Qu’il est difficile l’art d’être humain ! Alors que certaines valeurs sont importantes à nos yeux, d’autres arrivent dans notre vie alors qu’on ne s’y attend pas forcément. Entre mensonge et sincérité, d’où vient l’illusion ?
Un mensonge par définition est une vérité que l’on cache ou que l’on transforme, une certaine expérience que l’on voudrait faire passer pour la réalité. On veut faire croire consciemment à l’autre (ou à soi-même) quelque chose qui n’est pas réel. Le mensonge s’oppose à la véracité (ce qui est vrai), à la sincérité (expression de sentiment fidèle à ce que l’on ressent) et à la franchise (acte de dire ce qui est vraiment). Le mensonge est une forme de tromperie, une manière de se manipuler ou de manipuler l’autre, même si parfois, tous les arguments sont là pour expliquer la nécessité du mensonge, comme une sorte de justification à son corps défendant. Des idées comme « toute vérité n’est pas bonne à dire ou à entendre », font qu’alors, le mensonge permet de préserver l’autre…. Ne pas se dire pour ne pas blesser l’autre… C’est alors qu’il peut y avoir entrechocs de valeurs. Si je sais que l’autre est sensible au point d’être malheureux, je pourrais avoir envie de ne rien lui dire. Si je l’aime et que j’ai envie de le préserver de toute douleur reliée à mon comportement ou à mes attitudes, le mensonge pourrait prévaloir sur la sincérité.
Mais au fond, que le mensonge soit utilisé pour faire une farce à autrui, pour rendre service à l’autre, ou encore, dans le but de nuire, peut-on vraiment accepter que l’on soit trompé de quelque manière que ce soit ou que l’on se trompe au point de se perdre ?
Lorsqu’on interroge un menteur sur les raisons de son mensonge, celles-ci peuvent être variées. De la préservation de l’image de soi, en passant par l’évitement de conflit, par tact ou par sympathie pour ne pas blesser l’autre, ou encore pour éviter les conflits, quand ce n’est pas dans une action directe d’escroquerie, elles sont pour lui tout à fait valables. Elles ont leur raison d’être. Malgré tout, c’est un abus de pouvoir que l’on porte à autrui, réduisant ainsi l’autre à une « victime » potentiel, à quelqu’un de faible qui ne pourrait pas supporter la vérité. Le mensonge parfois, est relié à un manque de courage pour avancer sur le chemin de la vérité. Dans certaines circonstances, notamment celle de sauver sa peau, il parait nécessaire. Quant au mensonge pour escroquer l’autre, il a souvent l’air plus honnête que la moyenne et est difficilement acceptable et supportable.

◆ **Données fournies**

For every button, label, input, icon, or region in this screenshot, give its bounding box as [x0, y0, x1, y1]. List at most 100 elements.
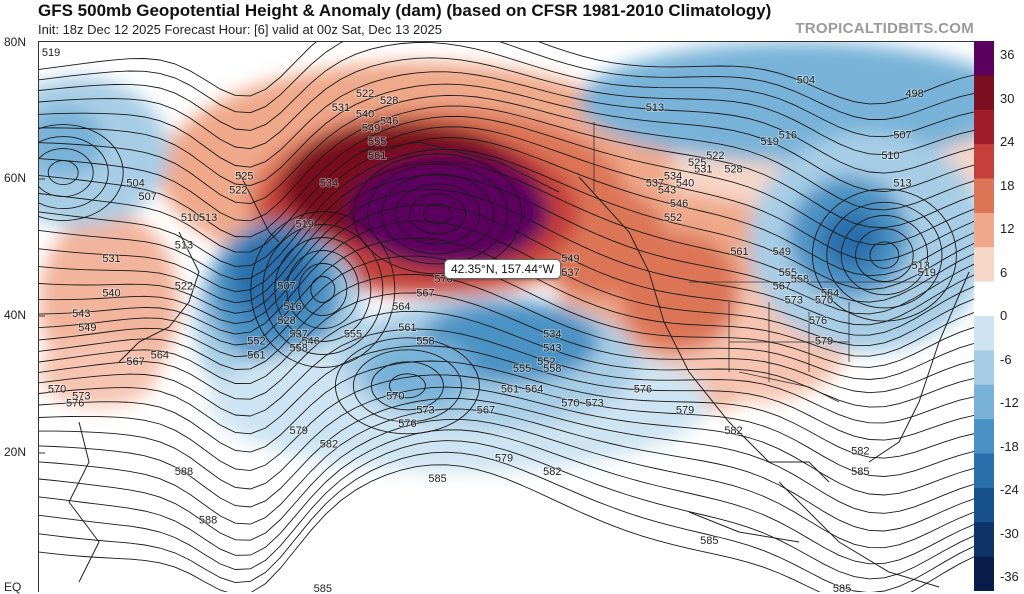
...
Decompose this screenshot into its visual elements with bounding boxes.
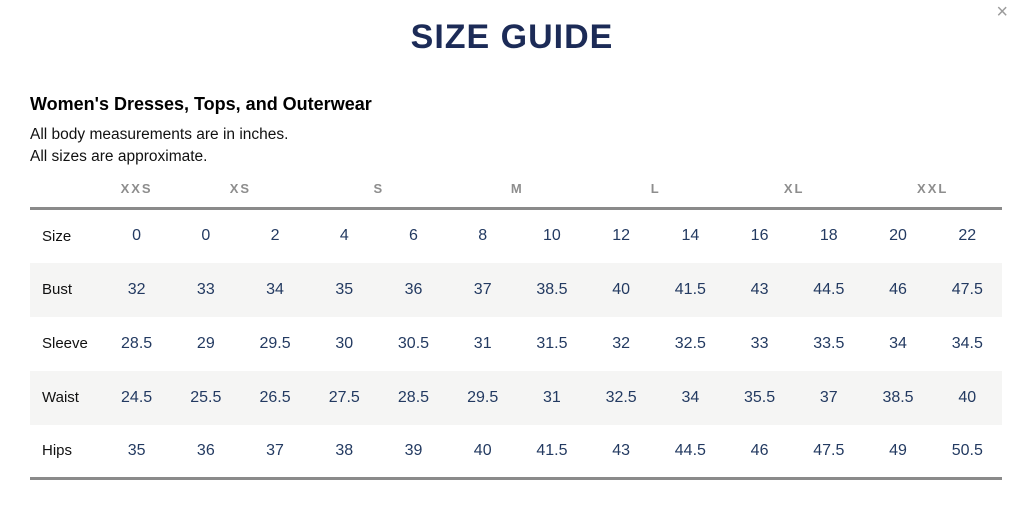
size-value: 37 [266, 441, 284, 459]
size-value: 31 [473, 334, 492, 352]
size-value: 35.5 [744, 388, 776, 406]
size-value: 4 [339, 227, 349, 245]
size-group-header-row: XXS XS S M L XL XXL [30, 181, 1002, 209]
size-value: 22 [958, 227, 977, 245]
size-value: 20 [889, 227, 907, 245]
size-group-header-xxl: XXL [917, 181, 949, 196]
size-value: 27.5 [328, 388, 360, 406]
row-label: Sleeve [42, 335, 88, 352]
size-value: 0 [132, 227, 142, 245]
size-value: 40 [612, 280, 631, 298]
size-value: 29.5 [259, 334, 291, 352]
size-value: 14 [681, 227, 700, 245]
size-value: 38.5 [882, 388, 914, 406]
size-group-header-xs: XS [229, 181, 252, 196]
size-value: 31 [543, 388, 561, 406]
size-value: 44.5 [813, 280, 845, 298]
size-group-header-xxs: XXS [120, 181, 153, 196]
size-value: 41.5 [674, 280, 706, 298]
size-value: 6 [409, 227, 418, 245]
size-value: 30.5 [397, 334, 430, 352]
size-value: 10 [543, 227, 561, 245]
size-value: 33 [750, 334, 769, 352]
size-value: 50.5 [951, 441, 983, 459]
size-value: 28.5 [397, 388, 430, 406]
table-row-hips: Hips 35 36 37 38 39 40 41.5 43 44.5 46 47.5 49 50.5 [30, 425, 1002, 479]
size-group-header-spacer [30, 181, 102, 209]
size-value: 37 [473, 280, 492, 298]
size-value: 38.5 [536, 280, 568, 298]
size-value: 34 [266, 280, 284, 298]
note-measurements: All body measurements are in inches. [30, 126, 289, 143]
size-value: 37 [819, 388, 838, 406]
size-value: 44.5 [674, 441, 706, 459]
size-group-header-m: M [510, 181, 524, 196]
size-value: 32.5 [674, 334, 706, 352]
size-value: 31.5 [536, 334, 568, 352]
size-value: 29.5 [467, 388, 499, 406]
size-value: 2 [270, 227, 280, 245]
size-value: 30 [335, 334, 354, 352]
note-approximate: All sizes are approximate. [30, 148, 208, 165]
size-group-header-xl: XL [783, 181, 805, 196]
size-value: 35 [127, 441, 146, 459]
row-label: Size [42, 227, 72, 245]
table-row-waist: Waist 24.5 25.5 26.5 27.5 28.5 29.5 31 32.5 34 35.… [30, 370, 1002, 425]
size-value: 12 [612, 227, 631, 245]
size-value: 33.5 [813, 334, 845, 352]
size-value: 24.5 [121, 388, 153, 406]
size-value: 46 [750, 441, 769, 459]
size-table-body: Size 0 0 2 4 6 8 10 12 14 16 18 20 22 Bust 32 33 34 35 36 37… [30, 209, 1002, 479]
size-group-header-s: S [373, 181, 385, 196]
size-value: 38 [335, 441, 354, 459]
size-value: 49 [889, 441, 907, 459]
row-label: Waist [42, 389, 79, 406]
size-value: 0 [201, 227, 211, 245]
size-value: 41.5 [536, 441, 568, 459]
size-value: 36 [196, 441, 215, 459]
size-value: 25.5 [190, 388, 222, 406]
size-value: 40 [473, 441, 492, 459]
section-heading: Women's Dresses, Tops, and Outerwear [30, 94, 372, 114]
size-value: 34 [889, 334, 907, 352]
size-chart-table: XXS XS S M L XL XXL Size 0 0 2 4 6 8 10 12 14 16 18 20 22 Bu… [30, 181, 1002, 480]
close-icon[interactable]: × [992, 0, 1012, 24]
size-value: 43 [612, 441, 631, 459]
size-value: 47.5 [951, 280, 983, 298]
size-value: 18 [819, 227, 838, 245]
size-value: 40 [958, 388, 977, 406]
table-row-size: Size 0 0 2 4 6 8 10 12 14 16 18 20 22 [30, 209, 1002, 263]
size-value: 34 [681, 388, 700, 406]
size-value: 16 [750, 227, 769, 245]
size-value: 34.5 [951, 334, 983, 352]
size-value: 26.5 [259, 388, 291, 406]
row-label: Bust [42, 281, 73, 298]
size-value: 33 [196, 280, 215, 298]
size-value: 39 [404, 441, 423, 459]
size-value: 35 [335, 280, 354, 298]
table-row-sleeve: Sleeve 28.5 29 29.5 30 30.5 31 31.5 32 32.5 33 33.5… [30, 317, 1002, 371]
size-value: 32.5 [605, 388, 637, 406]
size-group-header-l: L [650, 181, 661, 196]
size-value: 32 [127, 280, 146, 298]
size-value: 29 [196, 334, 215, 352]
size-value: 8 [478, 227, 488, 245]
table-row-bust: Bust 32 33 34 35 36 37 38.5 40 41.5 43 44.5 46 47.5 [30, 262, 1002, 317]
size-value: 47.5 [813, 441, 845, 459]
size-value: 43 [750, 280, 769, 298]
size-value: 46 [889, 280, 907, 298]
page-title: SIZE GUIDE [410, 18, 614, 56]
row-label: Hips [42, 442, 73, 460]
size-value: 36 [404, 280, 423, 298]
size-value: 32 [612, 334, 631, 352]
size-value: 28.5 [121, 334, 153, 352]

◆ **Consigne écrite A**
Relevez dans le texte sur le mensonge et la sincérité les notions auxquelles le mensonge est opposé, chacune accompagnée de la définition que le texte en donne entre parenthèses.
◆ **Consigne écrite B**
Prolongez le texte sur le mensonge et la sincérité après sa dernière phrase.

◆ **Réponse à l'exercice A**
- La véracité : ce qui est vrai.
- La sincérité : expression de sentiment fidèle à ce que l'on ressent.
- La franchise : acte de dire ce qui est vraiment.

◆ **Réponse à l'exercice B**
Peut-être serait-il préférable alors, si le choix est fait de vivre des choses que nous ne voulons pas partager avec l’autre, d’aborder le sujet ensemble, afin de connaitre sa préférence. Préfère-t-il être tenu au courant de ce qui se passe réellement ou préfère-t-il ne rien savoir pour ne pas souffrir. Cela permettrait certainement de remettre l’autre sur un même pied d’égalité avec soi, hors de l’abus de pouvoir. L’équilibre relationnel passe par la communication et les ajustements communs, où chacun peut alors s’y retrouver en fonction de ses propres valeurs et points de vue.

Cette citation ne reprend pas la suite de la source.